— begin Data for the task —

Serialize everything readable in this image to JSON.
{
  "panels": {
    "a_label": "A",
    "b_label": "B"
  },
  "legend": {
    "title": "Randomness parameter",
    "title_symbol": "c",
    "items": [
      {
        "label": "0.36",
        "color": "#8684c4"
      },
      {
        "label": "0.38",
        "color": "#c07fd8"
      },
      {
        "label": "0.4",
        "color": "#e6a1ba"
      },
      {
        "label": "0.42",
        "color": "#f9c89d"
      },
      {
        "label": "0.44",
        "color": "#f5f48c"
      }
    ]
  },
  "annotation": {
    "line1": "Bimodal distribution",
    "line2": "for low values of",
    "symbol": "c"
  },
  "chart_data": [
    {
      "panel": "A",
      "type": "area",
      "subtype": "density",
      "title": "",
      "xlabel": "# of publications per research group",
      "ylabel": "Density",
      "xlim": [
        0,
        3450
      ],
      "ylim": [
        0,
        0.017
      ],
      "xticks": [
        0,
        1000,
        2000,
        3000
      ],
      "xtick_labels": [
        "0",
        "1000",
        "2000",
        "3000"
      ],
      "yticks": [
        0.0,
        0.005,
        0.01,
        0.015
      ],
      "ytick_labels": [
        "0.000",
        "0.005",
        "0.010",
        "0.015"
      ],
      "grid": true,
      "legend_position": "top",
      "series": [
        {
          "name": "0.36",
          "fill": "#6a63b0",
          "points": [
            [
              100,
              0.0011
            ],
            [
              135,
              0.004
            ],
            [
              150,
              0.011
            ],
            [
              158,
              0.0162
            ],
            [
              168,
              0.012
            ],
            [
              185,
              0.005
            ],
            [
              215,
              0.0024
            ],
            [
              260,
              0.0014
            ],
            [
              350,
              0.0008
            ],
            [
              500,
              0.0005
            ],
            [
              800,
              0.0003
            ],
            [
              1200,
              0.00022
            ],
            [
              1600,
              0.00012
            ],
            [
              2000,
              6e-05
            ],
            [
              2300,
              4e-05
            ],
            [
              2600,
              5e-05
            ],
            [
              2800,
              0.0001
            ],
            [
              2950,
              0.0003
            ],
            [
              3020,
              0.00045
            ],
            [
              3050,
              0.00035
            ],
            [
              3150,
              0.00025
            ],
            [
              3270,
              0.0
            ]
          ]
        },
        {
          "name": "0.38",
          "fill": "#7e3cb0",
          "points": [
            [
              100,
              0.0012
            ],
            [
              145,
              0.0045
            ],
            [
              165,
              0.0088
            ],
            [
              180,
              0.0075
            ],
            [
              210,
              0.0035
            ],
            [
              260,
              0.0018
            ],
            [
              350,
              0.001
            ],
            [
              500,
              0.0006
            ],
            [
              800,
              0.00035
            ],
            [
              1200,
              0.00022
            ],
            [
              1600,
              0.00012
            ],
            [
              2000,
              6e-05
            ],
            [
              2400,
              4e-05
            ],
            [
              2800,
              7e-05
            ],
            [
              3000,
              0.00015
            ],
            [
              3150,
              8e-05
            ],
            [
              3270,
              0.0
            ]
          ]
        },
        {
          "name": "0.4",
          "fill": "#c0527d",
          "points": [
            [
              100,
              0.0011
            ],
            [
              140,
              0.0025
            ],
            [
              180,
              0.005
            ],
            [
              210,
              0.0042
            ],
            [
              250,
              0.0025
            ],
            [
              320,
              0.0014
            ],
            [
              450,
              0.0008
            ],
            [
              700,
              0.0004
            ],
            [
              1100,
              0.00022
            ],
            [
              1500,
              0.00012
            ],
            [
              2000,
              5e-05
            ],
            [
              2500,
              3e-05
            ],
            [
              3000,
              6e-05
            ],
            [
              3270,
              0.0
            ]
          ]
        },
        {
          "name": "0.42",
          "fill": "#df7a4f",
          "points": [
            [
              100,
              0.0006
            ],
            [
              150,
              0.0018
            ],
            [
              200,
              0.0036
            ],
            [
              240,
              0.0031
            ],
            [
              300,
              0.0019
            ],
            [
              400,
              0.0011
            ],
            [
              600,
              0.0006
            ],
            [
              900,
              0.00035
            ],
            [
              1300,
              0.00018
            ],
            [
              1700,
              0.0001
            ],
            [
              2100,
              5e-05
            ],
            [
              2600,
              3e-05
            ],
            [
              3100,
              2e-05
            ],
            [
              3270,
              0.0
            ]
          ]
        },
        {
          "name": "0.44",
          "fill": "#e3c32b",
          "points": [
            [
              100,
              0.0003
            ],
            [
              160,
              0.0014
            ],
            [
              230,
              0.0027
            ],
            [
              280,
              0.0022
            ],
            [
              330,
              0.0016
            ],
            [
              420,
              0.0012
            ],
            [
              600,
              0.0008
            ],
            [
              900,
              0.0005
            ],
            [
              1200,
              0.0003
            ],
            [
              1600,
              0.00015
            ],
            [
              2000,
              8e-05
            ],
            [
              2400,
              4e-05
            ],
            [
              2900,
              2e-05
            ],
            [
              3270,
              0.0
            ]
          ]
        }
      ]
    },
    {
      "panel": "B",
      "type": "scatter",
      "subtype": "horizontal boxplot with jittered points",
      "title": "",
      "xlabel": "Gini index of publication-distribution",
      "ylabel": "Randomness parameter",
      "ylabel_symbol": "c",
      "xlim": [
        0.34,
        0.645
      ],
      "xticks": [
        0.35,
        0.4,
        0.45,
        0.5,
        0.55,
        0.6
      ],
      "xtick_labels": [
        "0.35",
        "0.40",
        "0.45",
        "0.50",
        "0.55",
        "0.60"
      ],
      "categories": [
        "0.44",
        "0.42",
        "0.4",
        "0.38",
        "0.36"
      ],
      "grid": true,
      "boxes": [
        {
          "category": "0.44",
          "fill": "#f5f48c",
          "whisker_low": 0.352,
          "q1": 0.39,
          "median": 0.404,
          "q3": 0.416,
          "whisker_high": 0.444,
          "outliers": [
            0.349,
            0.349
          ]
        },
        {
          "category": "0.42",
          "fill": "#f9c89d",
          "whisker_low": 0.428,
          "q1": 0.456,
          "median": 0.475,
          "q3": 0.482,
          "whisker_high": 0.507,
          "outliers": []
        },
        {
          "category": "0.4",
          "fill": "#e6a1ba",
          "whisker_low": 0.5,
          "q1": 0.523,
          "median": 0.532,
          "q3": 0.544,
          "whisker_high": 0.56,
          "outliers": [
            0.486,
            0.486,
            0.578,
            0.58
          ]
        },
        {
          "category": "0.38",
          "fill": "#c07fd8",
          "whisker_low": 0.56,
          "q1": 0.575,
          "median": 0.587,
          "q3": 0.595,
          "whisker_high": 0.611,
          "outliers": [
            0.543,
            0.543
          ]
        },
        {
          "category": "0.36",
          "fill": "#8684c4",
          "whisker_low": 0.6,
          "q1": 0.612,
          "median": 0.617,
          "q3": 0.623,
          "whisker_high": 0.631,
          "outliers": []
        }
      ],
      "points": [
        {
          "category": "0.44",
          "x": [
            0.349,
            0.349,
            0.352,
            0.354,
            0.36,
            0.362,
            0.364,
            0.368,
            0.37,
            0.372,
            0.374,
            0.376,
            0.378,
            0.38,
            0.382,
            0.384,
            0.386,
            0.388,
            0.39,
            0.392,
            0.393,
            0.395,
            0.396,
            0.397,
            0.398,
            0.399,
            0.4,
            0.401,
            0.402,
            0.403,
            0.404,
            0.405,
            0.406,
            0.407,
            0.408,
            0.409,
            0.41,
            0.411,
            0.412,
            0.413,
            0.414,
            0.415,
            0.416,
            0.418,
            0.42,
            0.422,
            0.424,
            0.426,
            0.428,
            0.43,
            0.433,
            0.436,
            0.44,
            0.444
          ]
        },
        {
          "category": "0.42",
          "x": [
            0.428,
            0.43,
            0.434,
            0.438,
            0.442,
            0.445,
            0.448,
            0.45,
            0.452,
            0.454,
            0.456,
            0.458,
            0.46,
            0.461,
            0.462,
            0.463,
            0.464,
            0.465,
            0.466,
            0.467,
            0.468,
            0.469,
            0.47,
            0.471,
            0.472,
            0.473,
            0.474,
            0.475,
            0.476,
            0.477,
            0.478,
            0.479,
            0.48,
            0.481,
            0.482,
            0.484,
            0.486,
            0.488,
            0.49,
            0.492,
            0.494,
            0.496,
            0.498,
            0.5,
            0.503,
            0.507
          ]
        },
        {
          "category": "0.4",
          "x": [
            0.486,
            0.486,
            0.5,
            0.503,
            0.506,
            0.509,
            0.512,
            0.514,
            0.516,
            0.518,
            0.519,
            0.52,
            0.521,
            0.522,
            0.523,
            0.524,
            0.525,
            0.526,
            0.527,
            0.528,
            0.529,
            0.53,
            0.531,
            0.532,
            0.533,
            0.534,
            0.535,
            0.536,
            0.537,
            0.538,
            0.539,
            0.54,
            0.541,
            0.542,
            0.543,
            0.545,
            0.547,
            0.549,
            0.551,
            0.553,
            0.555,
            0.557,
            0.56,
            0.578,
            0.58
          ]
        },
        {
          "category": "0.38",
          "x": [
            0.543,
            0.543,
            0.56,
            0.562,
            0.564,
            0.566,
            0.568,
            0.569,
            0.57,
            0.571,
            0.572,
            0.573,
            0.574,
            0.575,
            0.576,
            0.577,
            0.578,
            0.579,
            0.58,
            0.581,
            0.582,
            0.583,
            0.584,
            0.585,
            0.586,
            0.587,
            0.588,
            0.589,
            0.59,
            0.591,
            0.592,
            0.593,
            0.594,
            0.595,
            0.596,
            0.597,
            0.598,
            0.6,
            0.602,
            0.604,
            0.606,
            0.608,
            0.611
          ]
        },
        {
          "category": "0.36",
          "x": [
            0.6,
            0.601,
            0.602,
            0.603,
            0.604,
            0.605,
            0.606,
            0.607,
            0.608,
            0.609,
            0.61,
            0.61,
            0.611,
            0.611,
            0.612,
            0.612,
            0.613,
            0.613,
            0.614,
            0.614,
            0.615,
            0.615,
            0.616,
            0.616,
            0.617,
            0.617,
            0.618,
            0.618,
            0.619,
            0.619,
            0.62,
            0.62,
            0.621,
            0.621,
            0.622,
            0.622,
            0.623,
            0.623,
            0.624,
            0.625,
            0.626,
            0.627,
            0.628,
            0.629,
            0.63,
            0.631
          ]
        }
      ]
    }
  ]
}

— end Data for the task —

» Task details:
Select all lines in the listing that include the word "Randomness".

» Response to the exercise:
    "title": "Randomness parameter",
      "ylabel": "Randomness parameter",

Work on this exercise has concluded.